_Task brief_. Omit all images, then return the remaining material exactly as it stands.

_Record extracts_.

** begin **

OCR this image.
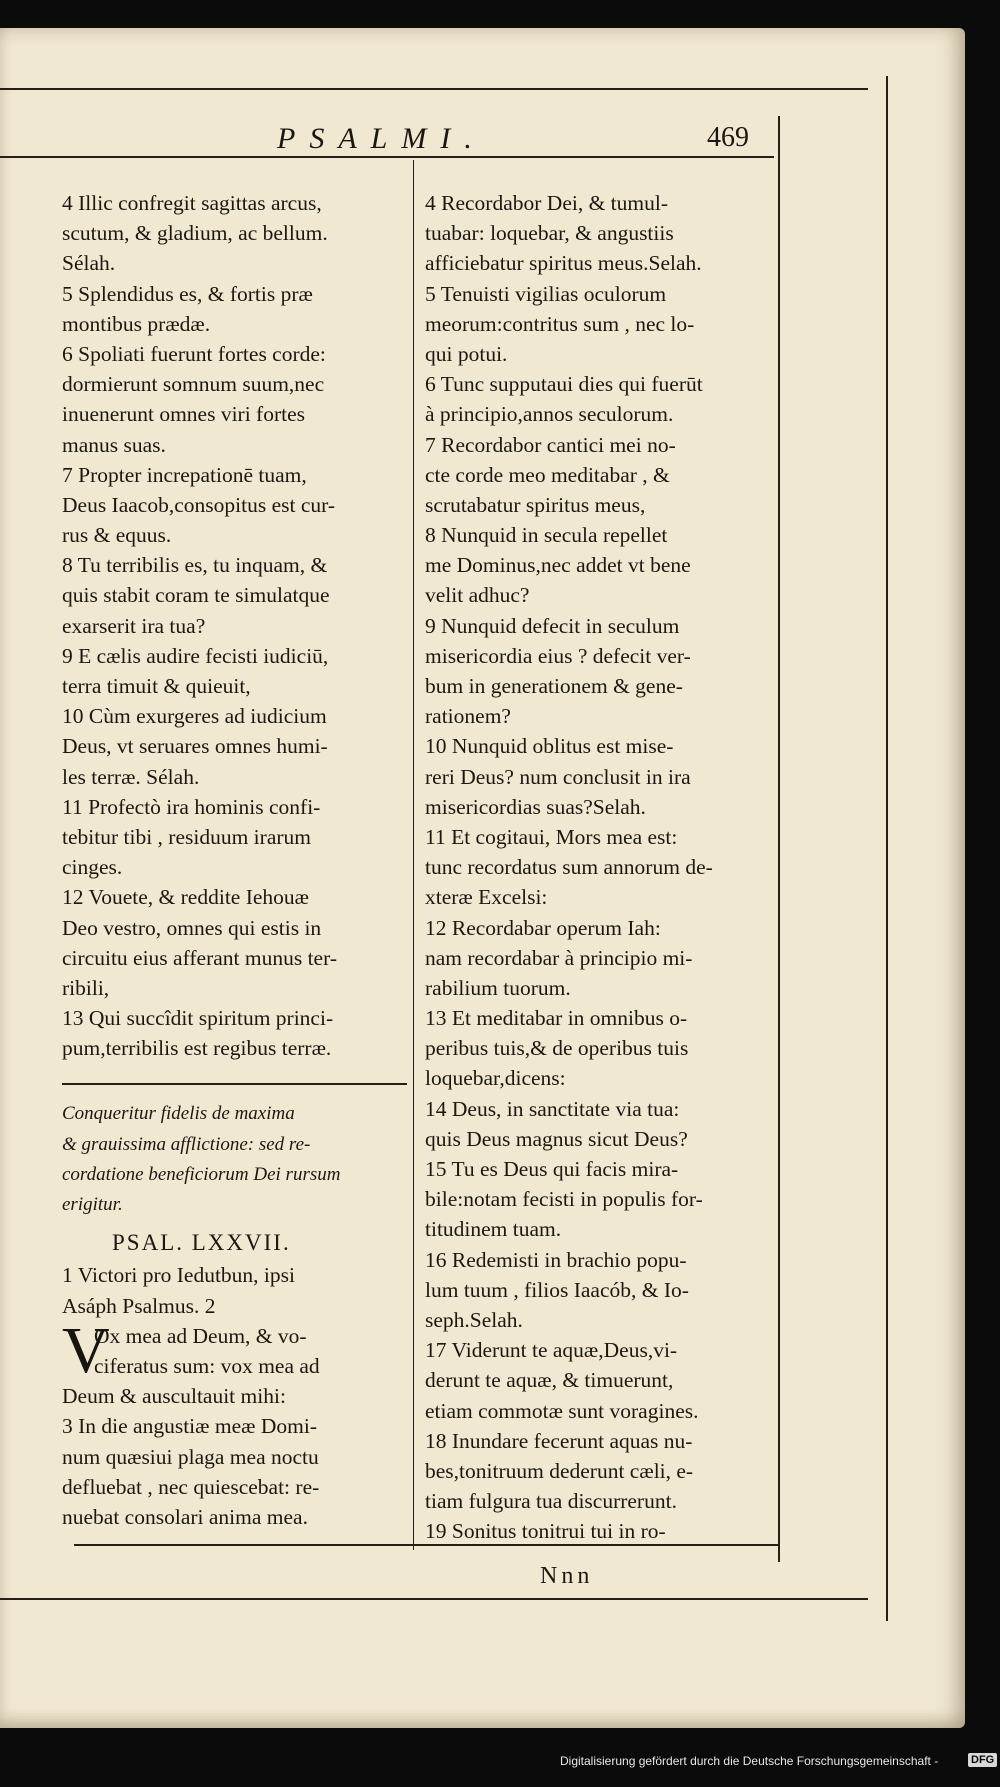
PSALMI.	469
4 Illic confregit sagittas arcus,
scutum, & gladium, ac bellum.
Sélah.
5 Splendidus es, & fortis præ
montibus prædæ.
6 Spoliati fuerunt fortes corde:
dormierunt somnum suum,nec
inuenerunt omnes viri fortes
manus suas.
7 Propter increpationē tuam,
Deus Iaacob,consopitus est cur-
rus & equus.
8 Tu terribilis es, tu inquam, &
quis stabit coram te simulatque
exarserit ira tua?
9 E cælis audire fecisti iudiciū,
terra timuit & quieuit,
10 Cùm exurgeres ad iudicium
Deus, vt seruares omnes humi-
les terræ. Sélah.
11 Profectò ira hominis confi-
tebitur tibi , residuum irarum
cinges.
12 Vouete, & reddite Iehouæ
Deo vestro, omnes qui estis in
circuitu eius afferant munus ter-
ribili,
13 Qui succîdit spiritum princi-
pum,terribilis est regibus terræ.
Conqueritur fidelis de maxima
& grauissima afflictione: sed re-
cordatione beneficiorum Dei rursum
erigitur.
PSAL. LXXVII.
1 Victori pro Iedutbun, ipsi
Asáph Psalmus. 2
V
Ox mea ad Deum, & vo-
ciferatus sum: vox mea ad
Deum & auscultauit mihi:
3 In die angustiæ meæ Domi-
num quæsiui plaga mea noctu
defluebat , nec quiescebat: re-
nuebat consolari anima mea.
4 Recordabor Dei, & tumul-
tuabar: loquebar, & angustiis
afficiebatur spiritus meus.Selah.
5 Tenuisti vigilias oculorum
meorum:contritus sum , nec lo-
qui potui.
6 Tunc supputaui dies qui fuerūt
à principio,annos seculorum.
7 Recordabor cantici mei no-
cte corde meo meditabar , &
scrutabatur spiritus meus,
8 Nunquid in secula repellet
me Dominus,nec addet vt bene
velit adhuc?
9 Nunquid defecit in seculum
misericordia eius ? defecit ver-
bum in generationem & gene-
rationem?
10 Nunquid oblitus est mise-
reri Deus? num conclusit in ira
misericordias suas?Selah.
11 Et cogitaui, Mors mea est:
tunc recordatus sum annorum de-
xteræ Excelsi:
12 Recordabar operum Iah:
nam recordabar à principio mi-
rabilium tuorum.
13 Et meditabar in omnibus o-
peribus tuis,& de operibus tuis
loquebar,dicens:
14 Deus, in sanctitate via tua:
quis Deus magnus sicut Deus?
15 Tu es Deus qui facis mira-
bile:notam fecisti in populis for-
titudinem tuam.
16 Redemisti in brachio popu-
lum tuum , filios Iaacób, & Io-
seph.Selah.
17 Viderunt te aquæ,Deus,vi-
derunt te aquæ, & timuerunt,
etiam commotæ sunt voragines.
18 Inundare fecerunt aquas nu-
bes,tonitruum dederunt cæli, e-
tiam fulgura tua discurrerunt.
19 Sonitus tonitrui tui in ro-
Nnn
Digitalisierung gefördert durch die Deutsche Forschungsgemeinschaft -	DFG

** end **

_Task output_.
OCR this image.
PSALMI.	469
4 Illic confregit sagittas arcus,
scutum, & gladium, ac bellum.
Sélah.
5 Splendidus es, & fortis præ
montibus prædæ.
6 Spoliati fuerunt fortes corde:
dormierunt somnum suum,nec
inuenerunt omnes viri fortes
manus suas.
7 Propter increpationē tuam,
Deus Iaacob,consopitus est cur-
rus & equus.
8 Tu terribilis es, tu inquam, &
quis stabit coram te simulatque
exarserit ira tua?
9 E cælis audire fecisti iudiciū,
terra timuit & quieuit,
10 Cùm exurgeres ad iudicium
Deus, vt seruares omnes humi-
les terræ. Sélah.
11 Profectò ira hominis confi-
tebitur tibi , residuum irarum
cinges.
12 Vouete, & reddite Iehouæ
Deo vestro, omnes qui estis in
circuitu eius afferant munus ter-
ribili,
13 Qui succîdit spiritum princi-
pum,terribilis est regibus terræ.
Conqueritur fidelis de maxima
& grauissima afflictione: sed re-
cordatione beneficiorum Dei rursum
erigitur.
PSAL. LXXVII.
1 Victori pro Iedutbun, ipsi
Asáph Psalmus. 2
V
Ox mea ad Deum, & vo-
ciferatus sum: vox mea ad
Deum & auscultauit mihi:
3 In die angustiæ meæ Domi-
num quæsiui plaga mea noctu
defluebat , nec quiescebat: re-
nuebat consolari anima mea.
4 Recordabor Dei, & tumul-
tuabar: loquebar, & angustiis
afficiebatur spiritus meus.Selah.
5 Tenuisti vigilias oculorum
meorum:contritus sum , nec lo-
qui potui.
6 Tunc supputaui dies qui fuerūt
à principio,annos seculorum.
7 Recordabor cantici mei no-
cte corde meo meditabar , &
scrutabatur spiritus meus,
8 Nunquid in secula repellet
me Dominus,nec addet vt bene
velit adhuc?
9 Nunquid defecit in seculum
misericordia eius ? defecit ver-
bum in generationem & gene-
rationem?
10 Nunquid oblitus est mise-
reri Deus? num conclusit in ira
misericordias suas?Selah.
11 Et cogitaui, Mors mea est:
tunc recordatus sum annorum de-
xteræ Excelsi:
12 Recordabar operum Iah:
nam recordabar à principio mi-
rabilium tuorum.
13 Et meditabar in omnibus o-
peribus tuis,& de operibus tuis
loquebar,dicens:
14 Deus, in sanctitate via tua:
quis Deus magnus sicut Deus?
15 Tu es Deus qui facis mira-
bile:notam fecisti in populis for-
titudinem tuam.
16 Redemisti in brachio popu-
lum tuum , filios Iaacób, & Io-
seph.Selah.
17 Viderunt te aquæ,Deus,vi-
derunt te aquæ, & timuerunt,
etiam commotæ sunt voragines.
18 Inundare fecerunt aquas nu-
bes,tonitruum dederunt cæli, e-
tiam fulgura tua discurrerunt.
19 Sonitus tonitrui tui in ro-
Nnn
Digitalisierung gefördert durch die Deutsche Forschungsgemeinschaft -	DFG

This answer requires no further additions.